Problem to solve:
Write every entry out again exactly, please, and skip the pictures.

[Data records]

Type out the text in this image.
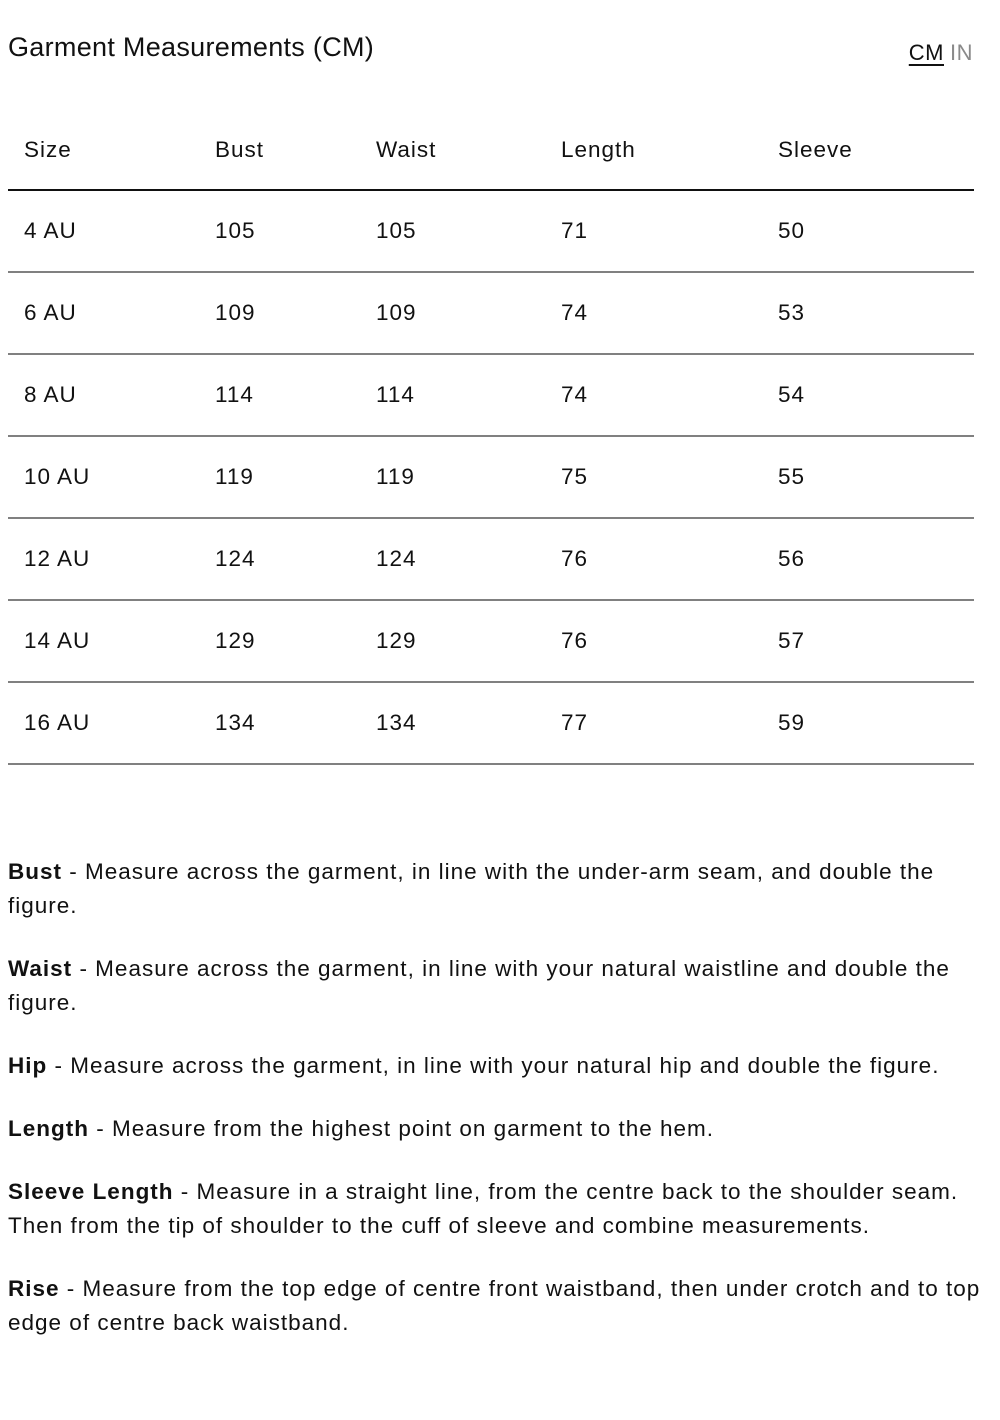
Garment Measurements (CM)	CM IN
Size	Bust	Waist	Length	Sleeve
4 AU	105	105	71	50
6 AU	109	109	74	53
8 AU	114	114	74	54
10 AU	119	119	75	55
12 AU	124	124	76	56
14 AU	129	129	76	57
16 AU	134	134	77	59

Bust - Measure across the garment, in line with the under-arm seam, and double the figure.

Waist - Measure across the garment, in line with your natural waistline and double the figure.

Hip - Measure across the garment, in line with your natural hip and double the figure.

Length - Measure from the highest point on garment to the hem.

Sleeve Length - Measure in a straight line, from the centre back to the shoulder seam. Then from the tip of shoulder to the cuff of sleeve and combine measurements.

Rise - Measure from the top edge of centre front waistband, then under crotch and to top edge of centre back waistband.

Response for this exercise:
Type out the text in this image.
Garment Measurements (CM)	CM IN
Size	Bust	Waist	Length	Sleeve
4 AU	105	105	71	50
6 AU	109	109	74	53
8 AU	114	114	74	54
10 AU	119	119	75	55
12 AU	124	124	76	56
14 AU	129	129	76	57
16 AU	134	134	77	59

Bust - Measure across the garment, in line with the under-arm seam, and double the figure.

Waist - Measure across the garment, in line with your natural waistline and double the figure.

Hip - Measure across the garment, in line with your natural hip and double the figure.

Length - Measure from the highest point on garment to the hem.

Sleeve Length - Measure in a straight line, from the centre back to the shoulder seam. Then from the tip of shoulder to the cuff of sleeve and combine measurements.

Rise - Measure from the top edge of centre front waistband, then under crotch and to top edge of centre back waistband.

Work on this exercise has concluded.